───── Exercise materials ─────

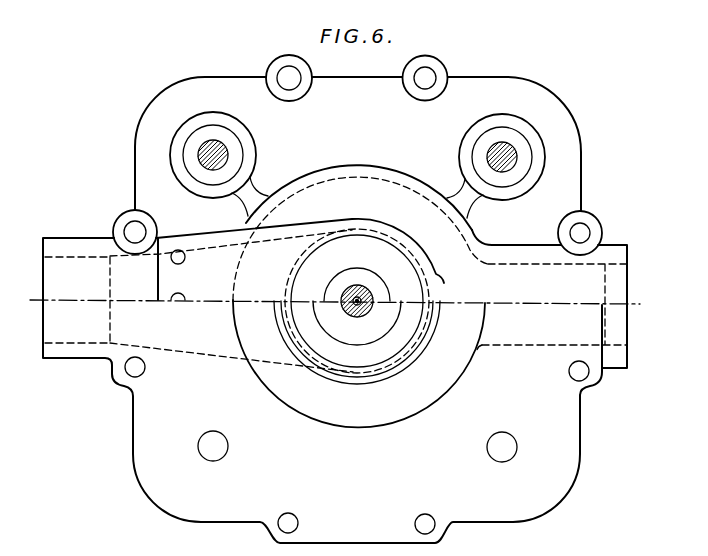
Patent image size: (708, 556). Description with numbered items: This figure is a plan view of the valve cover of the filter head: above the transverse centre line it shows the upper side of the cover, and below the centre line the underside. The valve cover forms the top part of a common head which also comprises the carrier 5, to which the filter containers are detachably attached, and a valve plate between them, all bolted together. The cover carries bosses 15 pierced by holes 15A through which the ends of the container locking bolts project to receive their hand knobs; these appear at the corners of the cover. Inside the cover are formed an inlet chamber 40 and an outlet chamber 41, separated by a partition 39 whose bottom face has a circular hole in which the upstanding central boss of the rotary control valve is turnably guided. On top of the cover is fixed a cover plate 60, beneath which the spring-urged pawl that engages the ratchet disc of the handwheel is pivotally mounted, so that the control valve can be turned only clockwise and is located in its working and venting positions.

The carrier 5 is at (562, 183).
The boss 15 is at (247, 171).
The hole 15A is at (222, 147).
The partition 39 is at (398, 368).
The inlet chamber 40 is at (380, 418).
The outlet chamber 41 is at (197, 270).
The cover plate 60 is at (294, 248).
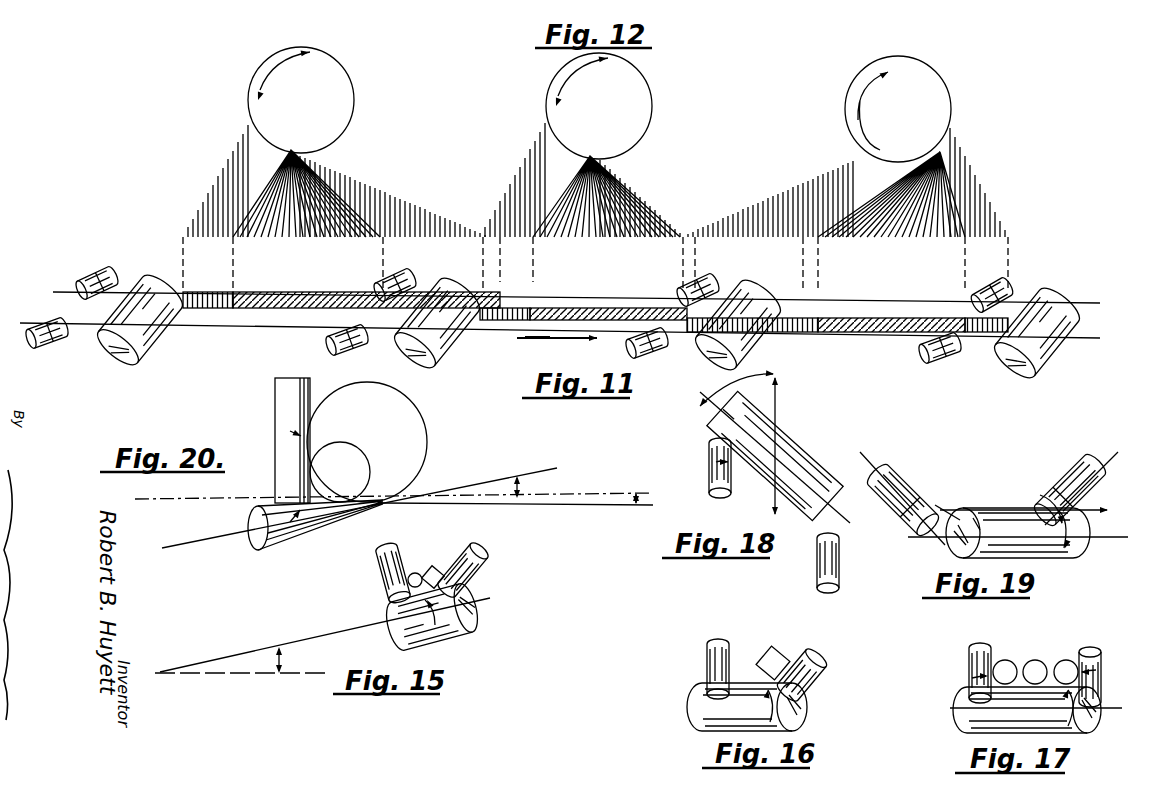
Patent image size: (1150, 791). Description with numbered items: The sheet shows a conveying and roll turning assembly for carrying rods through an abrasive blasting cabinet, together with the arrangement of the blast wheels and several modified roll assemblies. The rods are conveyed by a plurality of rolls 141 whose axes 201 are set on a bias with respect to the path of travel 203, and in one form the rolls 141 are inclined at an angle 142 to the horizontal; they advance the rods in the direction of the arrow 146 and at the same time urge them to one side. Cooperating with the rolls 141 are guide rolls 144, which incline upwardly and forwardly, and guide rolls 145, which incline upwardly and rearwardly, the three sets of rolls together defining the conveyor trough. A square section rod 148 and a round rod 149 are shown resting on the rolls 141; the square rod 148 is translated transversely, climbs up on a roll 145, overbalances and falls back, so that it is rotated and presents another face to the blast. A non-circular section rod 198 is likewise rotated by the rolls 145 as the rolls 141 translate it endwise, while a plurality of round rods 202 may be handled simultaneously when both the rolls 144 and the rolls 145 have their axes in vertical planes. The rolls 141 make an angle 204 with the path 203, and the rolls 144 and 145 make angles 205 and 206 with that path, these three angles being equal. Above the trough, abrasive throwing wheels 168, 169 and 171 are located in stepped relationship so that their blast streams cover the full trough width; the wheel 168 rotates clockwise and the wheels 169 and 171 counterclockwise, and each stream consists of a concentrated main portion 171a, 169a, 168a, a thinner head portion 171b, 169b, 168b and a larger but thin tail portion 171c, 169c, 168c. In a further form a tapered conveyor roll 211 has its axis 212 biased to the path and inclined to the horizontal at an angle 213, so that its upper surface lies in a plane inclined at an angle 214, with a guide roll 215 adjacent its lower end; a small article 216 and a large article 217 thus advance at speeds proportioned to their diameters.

In FIG. 12, the abrasive throwing wheel 171 is at (354, 110).
In FIG. 12, the main blasting portion 171a is at (325, 232).
In FIG. 12, the head portion 171b is at (216, 182).
In FIG. 12, the tail portion 171c is at (385, 186).
In FIG. 12, the abrasive throwing wheel 169 is at (648, 112).
In FIG. 12, the main blasting portion 169a is at (622, 210).
In FIG. 12, the head portion 169b is at (515, 186).
In FIG. 12, the tail portion 169c is at (670, 188).
In FIG. 12, the abrasive throwing wheel 168 is at (850, 118).
In FIG. 12, the main blasting portion 168a is at (910, 214).
In FIG. 12, the head portion 168b is at (822, 186).
In FIG. 12, the tail portion 168c is at (972, 196).
In FIG. 11, the conveyor roll 141 is at (1060, 360).
In FIG. 15, the conveyor roll 141 is at (466, 630).
In FIG. 18, the conveyor roll 141 is at (790, 450).
In FIG. 19, the conveyor roll 141 is at (1060, 560).
In FIG. 16, the conveyor roll 141 is at (702, 712).
In FIG. 17, the conveyor roll 141 is at (962, 728).
In FIG. 11, the guide roll 144 is at (990, 287).
In FIG. 15, the guide roll 144 is at (386, 555).
In FIG. 18, the guide roll 144 is at (710, 480).
In FIG. 19, the guide roll 144 is at (1072, 478).
In FIG. 16, the guide roll 144 is at (734, 634).
In FIG. 17, the guide roll 144 is at (970, 662).
In FIG. 11, the guide roll 145 is at (951, 370).
In FIG. 15, the guide roll 145 is at (478, 556).
In FIG. 18, the guide roll 145 is at (818, 576).
In FIG. 19, the guide roll 145 is at (916, 504).
In FIG. 16, the guide roll 145 is at (822, 652).
In FIG. 17, the guide roll 145 is at (1094, 648).
In FIG. 11, the direction of travel arrow 146 is at (560, 340).
In FIG. 15, the angle of roll inclination 142 is at (276, 656).
In FIG. 15, the square section rod 148 is at (436, 564).
In FIG. 15, the round rod 149 is at (414, 572).
In FIG. 16, the non-circular section rod 198 is at (776, 648).
In FIG. 18, the roll axis 201 is at (838, 508).
In FIG. 19, the roll axis 201 is at (868, 512).
In FIG. 17, the roll axis 201 is at (948, 706).
In FIG. 17, the round rods 202 is at (1060, 660).
In FIG. 18, the path of travel 203 is at (766, 506).
In FIG. 19, the path of travel 203 is at (1088, 514).
In FIG. 18, the roll angle 204 is at (704, 402).
In FIG. 19, the guide roll angle 205 is at (1046, 496).
In FIG. 19, the guide roll angle 206 is at (912, 546).
In FIG. 20, the tapered conveyor roll 211 is at (295, 540).
In FIG. 20, the axis of tapered roll 212 is at (495, 490).
In FIG. 20, the axis inclination angle 213 is at (520, 486).
In FIG. 20, the upper surface inclination angle 214 is at (640, 498).
In FIG. 20, the guide roll 215 is at (292, 440).
In FIG. 20, the small diameter article 216 is at (366, 466).
In FIG. 20, the large diameter article 217 is at (420, 412).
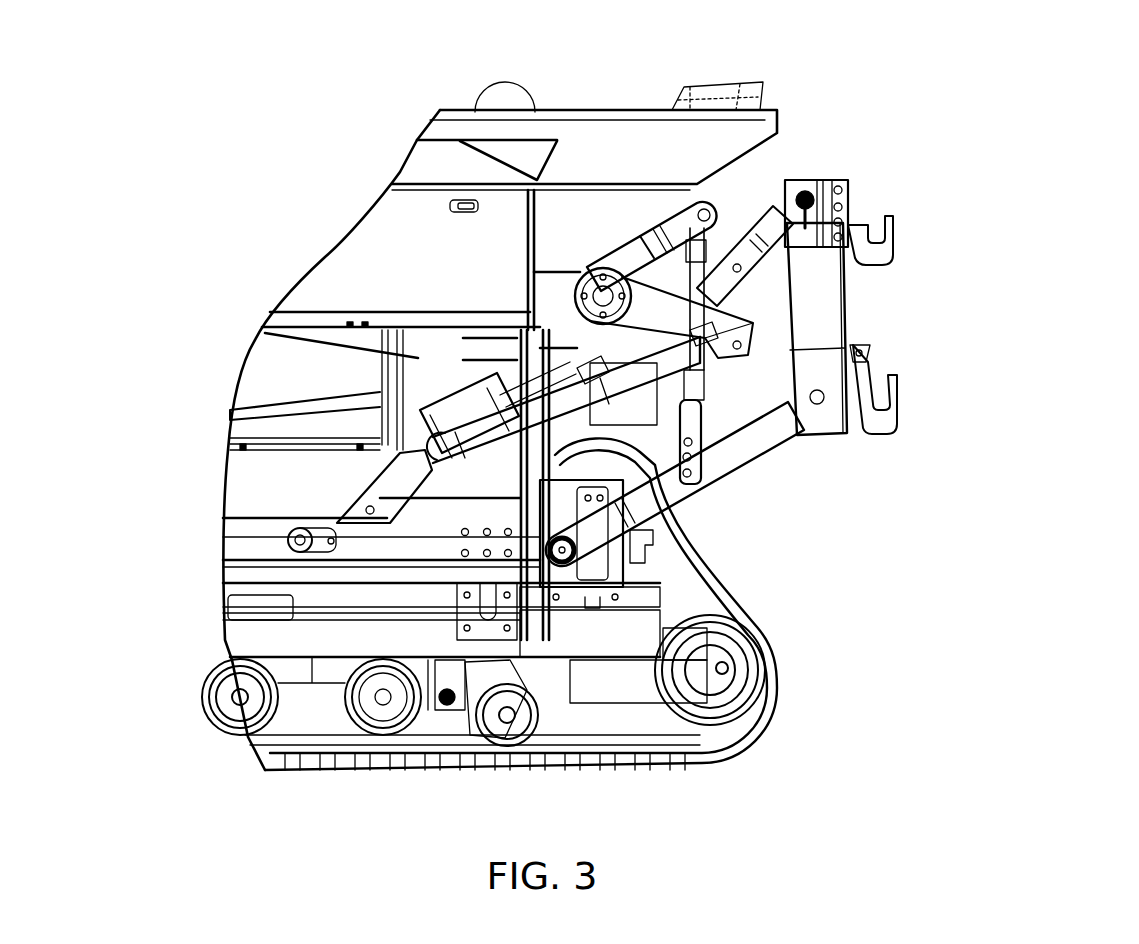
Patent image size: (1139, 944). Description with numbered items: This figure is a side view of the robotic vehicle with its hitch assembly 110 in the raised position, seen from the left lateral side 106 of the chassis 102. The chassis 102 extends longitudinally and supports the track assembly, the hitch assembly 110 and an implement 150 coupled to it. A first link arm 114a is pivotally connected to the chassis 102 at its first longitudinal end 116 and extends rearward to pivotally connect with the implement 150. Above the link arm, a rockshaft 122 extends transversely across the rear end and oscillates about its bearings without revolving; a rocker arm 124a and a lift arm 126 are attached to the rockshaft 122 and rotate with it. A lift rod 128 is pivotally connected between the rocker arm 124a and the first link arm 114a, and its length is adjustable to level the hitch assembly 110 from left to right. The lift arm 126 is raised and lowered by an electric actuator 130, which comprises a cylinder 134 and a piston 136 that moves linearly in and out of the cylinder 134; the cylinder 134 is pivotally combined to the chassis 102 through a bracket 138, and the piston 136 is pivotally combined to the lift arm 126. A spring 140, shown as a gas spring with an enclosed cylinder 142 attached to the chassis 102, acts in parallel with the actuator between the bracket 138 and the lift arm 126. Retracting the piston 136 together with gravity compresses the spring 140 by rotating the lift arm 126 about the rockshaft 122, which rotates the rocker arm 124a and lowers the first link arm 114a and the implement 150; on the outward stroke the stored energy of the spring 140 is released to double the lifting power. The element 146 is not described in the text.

The chassis 102 is at (268, 537).
The first lateral side 106 is at (905, 685).
The hitch assembly 110 is at (767, 166).
The first link arm 114a is at (733, 453).
The first longitudinal end 116 is at (580, 560).
The rockshaft 122 is at (600, 295).
The rocker arm 124a is at (652, 250).
The lift arm 126 is at (648, 248).
The lift rod 128 is at (740, 337).
The electric actuator 130 is at (243, 400).
The cylinder 134 is at (508, 375).
The piston 136 is at (627, 355).
The bracket 138 is at (387, 487).
The spring 140 is at (480, 460).
The cylinder 142 is at (500, 453).
The lift cylinder 146 is at (700, 478).
The implement 150 is at (817, 272).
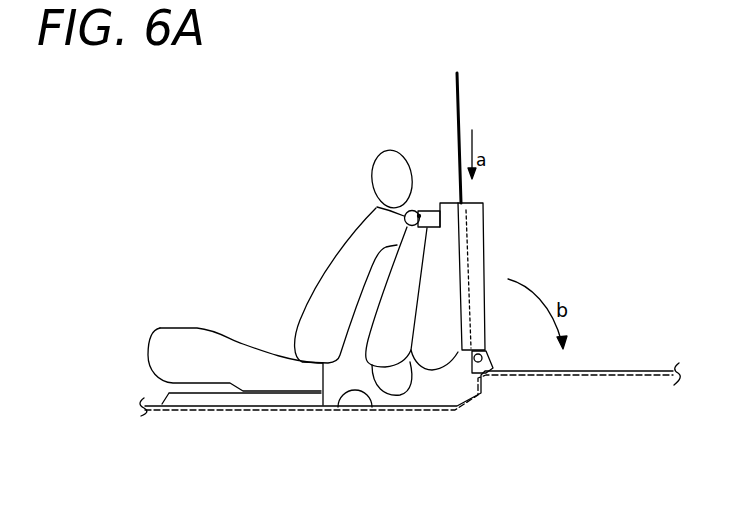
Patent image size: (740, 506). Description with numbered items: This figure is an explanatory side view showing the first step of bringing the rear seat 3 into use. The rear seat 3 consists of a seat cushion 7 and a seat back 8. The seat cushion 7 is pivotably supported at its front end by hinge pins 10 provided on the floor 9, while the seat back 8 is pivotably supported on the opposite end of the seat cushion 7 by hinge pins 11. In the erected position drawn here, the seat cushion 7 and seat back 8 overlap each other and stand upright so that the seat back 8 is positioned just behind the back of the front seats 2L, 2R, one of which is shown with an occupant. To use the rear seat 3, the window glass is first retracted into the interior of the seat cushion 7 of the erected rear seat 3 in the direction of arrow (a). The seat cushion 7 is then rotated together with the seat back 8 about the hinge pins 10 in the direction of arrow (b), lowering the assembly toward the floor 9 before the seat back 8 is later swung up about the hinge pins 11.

─────

What is asked
Can you lay out the material from its start through the line containing "The cover plate 60 is at (294, 248)." as a Markdown table with the columns Row and Text, one numbered row per line, skipping blank lines and leaving out the pictures?

Expected answer
| Row | Text |
|---|---|
| 1 | Patent image size: (708, 556). Description with numbered items: This figure is a plan view of the valve cover of the filter head: above the transverse centre line it shows the upper side of the cover, and below the centre line the underside. The valve cover forms the top part of a common head which also comprises the carrier 5, to which the filter containers are detachably attached, and a valve plate between them, all bolted together. The cover carries bosses 15 pierced by holes 15A through which the ends of the container locking bolts project to receive their hand knobs; these appear at the corners of the cover. Inside the cover are formed an inlet chamber 40 and an outlet chamber 41, separated by a partition 39 whose bottom face has a circular hole in which the upstanding central boss of the rotary control valve is turnably guided. On top of the cover is fixed a cover plate 60, beneath which the spring-urged pawl that engages the ratchet disc of the handwheel is pivotally mounted, so that the control valve can be turned only clockwise and is located in its working and venting positions. |
| 2 | The carrier 5 is at (562, 183). |
| 3 | The boss 15 is at (247, 171). |
| 4 | The hole 15A is at (222, 147). |
| 5 | The partition 39 is at (398, 368). |
| 6 | The inlet chamber 40 is at (380, 418). |
| 7 | The outlet chamber 41 is at (197, 270). |
| 8 | The cover plate 60 is at (294, 248). |